◆ **Do this**: Locate each line holding the string "Windspeed" and copy it.

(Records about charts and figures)

════

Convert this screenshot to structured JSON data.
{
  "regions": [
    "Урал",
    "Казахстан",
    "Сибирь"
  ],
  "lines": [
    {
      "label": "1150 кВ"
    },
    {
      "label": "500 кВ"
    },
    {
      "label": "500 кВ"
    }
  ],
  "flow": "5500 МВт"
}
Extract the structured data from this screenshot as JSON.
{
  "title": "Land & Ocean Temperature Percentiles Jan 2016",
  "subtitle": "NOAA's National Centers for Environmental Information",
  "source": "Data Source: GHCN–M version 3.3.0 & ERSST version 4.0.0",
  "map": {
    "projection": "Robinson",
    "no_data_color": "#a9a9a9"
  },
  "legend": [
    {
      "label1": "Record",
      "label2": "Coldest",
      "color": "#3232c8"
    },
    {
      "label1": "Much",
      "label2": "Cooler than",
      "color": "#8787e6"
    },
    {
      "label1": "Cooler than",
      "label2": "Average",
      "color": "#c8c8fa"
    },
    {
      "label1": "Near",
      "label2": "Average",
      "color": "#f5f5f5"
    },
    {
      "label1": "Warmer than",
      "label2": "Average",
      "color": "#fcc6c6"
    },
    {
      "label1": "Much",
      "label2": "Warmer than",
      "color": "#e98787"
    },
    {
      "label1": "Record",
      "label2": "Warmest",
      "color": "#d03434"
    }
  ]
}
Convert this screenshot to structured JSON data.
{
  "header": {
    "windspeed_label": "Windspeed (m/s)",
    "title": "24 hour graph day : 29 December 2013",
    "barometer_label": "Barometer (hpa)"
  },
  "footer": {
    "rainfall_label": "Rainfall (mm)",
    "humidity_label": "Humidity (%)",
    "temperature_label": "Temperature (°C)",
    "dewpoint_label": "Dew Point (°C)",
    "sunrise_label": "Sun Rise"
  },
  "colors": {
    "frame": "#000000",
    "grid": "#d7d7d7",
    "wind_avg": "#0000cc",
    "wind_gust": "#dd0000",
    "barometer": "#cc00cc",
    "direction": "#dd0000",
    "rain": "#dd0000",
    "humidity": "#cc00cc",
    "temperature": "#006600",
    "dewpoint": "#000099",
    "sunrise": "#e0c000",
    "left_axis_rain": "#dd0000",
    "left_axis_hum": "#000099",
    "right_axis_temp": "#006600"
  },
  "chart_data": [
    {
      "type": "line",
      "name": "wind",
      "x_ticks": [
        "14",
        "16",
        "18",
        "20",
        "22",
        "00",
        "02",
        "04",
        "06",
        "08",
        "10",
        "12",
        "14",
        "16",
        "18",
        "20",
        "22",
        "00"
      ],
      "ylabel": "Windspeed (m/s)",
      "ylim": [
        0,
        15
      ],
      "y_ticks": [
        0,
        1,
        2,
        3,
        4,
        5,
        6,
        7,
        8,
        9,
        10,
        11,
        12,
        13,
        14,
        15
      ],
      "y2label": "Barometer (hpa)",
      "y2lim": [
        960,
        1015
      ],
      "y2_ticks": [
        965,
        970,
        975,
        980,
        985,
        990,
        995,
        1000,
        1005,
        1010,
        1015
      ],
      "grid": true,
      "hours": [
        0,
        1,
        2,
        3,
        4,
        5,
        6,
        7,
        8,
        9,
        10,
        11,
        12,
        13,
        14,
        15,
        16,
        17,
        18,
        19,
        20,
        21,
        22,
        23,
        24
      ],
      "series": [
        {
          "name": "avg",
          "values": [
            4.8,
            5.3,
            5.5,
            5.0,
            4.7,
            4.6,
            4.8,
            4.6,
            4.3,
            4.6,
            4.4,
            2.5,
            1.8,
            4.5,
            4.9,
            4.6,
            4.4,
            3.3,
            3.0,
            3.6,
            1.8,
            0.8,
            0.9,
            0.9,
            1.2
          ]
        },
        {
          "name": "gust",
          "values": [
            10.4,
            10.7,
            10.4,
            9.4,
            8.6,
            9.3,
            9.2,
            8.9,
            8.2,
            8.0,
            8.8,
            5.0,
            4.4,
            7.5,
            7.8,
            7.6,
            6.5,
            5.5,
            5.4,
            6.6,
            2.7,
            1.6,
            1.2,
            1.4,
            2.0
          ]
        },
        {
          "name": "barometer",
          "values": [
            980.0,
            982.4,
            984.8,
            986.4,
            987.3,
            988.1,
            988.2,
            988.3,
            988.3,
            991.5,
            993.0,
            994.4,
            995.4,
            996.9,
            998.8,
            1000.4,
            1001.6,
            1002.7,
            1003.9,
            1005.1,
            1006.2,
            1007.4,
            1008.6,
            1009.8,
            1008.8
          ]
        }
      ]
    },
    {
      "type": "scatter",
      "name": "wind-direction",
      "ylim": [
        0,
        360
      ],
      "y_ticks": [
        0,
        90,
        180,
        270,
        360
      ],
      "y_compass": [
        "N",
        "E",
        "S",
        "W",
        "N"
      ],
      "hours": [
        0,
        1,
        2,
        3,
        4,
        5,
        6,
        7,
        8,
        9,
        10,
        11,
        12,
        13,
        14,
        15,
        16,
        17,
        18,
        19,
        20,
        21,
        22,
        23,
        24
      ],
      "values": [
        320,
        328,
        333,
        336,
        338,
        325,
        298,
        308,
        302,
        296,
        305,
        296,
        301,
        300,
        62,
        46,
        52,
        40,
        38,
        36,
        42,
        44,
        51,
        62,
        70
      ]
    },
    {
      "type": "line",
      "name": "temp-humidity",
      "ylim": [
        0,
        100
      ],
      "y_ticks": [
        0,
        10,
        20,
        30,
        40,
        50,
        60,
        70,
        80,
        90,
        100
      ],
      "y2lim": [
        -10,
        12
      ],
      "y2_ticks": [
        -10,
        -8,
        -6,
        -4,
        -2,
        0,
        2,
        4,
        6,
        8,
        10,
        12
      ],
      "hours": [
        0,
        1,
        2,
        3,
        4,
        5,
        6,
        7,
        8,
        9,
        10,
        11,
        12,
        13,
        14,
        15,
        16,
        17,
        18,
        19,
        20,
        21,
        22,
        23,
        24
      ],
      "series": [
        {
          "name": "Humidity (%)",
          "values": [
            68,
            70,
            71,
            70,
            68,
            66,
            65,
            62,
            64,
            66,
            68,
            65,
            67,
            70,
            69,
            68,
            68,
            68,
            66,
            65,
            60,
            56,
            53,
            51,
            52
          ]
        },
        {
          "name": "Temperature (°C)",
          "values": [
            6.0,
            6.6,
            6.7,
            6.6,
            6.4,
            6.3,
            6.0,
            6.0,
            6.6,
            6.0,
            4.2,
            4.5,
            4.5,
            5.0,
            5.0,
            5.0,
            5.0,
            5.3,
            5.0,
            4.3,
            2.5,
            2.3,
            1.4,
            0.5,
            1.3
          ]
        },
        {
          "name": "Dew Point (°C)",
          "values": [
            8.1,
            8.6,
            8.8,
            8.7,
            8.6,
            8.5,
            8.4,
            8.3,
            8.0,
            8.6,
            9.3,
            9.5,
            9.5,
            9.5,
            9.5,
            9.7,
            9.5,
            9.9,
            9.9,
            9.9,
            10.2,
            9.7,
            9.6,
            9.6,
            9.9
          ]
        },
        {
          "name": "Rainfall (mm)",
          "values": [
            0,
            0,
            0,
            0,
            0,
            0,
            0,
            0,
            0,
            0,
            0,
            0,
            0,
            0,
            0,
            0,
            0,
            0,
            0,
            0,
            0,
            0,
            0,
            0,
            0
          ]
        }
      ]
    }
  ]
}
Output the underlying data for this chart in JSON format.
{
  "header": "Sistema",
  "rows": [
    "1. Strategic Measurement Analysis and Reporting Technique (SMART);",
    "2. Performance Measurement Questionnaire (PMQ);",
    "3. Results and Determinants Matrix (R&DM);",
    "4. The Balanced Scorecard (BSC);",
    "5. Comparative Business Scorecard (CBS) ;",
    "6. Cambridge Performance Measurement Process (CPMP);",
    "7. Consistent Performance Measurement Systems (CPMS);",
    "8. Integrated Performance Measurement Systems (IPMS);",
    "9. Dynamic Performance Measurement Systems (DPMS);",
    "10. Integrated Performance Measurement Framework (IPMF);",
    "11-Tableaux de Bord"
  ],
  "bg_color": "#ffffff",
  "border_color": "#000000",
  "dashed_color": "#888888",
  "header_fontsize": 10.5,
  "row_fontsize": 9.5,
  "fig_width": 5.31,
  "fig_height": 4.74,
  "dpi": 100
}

════

◆ **Solved exercise**:
    "windspeed_label": "Windspeed (m/s)",
      "ylabel": "Windspeed (m/s)",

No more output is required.